_Problem requirements_
Pick out each line containing the string "JSON" and copy it.

:: Dataset content

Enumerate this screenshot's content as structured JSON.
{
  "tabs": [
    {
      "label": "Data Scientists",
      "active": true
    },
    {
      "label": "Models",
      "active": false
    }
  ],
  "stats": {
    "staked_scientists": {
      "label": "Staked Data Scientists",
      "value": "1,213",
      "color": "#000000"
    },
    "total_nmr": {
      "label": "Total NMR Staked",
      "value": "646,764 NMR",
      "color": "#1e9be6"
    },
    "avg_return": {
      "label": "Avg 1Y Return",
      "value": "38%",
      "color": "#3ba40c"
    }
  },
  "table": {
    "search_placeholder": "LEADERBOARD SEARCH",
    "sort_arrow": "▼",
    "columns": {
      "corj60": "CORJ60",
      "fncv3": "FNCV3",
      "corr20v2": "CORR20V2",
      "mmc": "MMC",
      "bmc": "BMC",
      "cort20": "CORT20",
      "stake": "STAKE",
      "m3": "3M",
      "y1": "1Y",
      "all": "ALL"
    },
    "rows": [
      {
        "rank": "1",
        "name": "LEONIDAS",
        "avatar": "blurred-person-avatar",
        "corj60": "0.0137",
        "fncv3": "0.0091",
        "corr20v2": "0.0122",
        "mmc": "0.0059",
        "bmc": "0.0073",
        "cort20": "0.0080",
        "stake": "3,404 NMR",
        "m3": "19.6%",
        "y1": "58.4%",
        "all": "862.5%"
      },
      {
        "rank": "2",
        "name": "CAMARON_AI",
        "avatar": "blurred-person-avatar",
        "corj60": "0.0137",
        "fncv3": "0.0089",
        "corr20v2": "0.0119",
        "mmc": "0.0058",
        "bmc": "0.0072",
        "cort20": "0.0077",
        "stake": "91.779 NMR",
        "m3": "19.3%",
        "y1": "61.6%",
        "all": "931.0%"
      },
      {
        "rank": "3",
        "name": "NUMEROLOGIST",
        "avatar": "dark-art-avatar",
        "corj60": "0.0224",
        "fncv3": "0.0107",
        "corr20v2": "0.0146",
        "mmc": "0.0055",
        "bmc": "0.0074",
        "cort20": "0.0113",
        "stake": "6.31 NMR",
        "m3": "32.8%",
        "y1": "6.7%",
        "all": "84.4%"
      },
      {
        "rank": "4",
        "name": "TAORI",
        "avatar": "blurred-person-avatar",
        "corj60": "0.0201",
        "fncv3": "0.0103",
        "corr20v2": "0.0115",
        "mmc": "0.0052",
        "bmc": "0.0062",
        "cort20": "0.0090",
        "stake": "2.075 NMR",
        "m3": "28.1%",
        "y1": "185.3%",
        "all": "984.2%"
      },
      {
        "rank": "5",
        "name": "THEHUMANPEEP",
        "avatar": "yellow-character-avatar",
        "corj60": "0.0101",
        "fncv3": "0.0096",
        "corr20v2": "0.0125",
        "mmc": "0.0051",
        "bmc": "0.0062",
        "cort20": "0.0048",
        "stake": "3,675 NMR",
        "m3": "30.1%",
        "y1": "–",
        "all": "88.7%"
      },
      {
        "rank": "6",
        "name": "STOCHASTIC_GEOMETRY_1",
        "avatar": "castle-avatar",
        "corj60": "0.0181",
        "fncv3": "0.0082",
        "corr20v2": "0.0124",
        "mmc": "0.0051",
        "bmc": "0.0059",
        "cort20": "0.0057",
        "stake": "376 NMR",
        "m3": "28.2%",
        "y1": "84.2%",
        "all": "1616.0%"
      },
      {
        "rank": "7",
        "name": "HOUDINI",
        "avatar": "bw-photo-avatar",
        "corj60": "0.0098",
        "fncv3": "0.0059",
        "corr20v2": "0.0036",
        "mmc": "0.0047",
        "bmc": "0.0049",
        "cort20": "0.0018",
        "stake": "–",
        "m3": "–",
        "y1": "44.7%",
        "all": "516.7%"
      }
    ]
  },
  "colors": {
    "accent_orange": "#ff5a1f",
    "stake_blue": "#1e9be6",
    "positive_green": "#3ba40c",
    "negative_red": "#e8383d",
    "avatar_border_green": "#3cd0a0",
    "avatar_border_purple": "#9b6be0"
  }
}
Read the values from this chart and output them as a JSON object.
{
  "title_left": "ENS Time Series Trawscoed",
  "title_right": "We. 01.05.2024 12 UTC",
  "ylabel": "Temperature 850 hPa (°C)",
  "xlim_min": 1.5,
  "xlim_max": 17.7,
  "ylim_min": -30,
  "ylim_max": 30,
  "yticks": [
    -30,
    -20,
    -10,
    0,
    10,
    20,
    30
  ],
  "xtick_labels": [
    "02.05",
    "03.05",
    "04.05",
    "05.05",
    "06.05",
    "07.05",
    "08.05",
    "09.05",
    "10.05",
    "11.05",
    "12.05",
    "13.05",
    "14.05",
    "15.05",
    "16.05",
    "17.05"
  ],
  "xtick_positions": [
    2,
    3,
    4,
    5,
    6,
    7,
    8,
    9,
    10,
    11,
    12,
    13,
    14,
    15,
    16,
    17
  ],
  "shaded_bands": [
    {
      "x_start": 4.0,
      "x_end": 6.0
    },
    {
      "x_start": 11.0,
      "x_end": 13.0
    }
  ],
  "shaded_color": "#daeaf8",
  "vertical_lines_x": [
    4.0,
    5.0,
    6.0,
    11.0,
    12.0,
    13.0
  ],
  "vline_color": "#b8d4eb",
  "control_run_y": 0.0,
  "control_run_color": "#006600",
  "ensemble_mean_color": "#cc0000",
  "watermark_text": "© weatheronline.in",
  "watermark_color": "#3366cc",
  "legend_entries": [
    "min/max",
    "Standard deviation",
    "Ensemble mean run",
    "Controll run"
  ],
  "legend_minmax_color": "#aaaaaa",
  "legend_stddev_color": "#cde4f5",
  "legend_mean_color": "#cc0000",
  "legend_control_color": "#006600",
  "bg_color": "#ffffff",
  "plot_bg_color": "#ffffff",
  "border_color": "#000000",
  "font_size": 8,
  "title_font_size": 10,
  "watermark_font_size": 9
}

::::

_Finished exercise_
Enumerate this screenshot's content as structured JSON.
Read the values from this chart and output them as a JSON object.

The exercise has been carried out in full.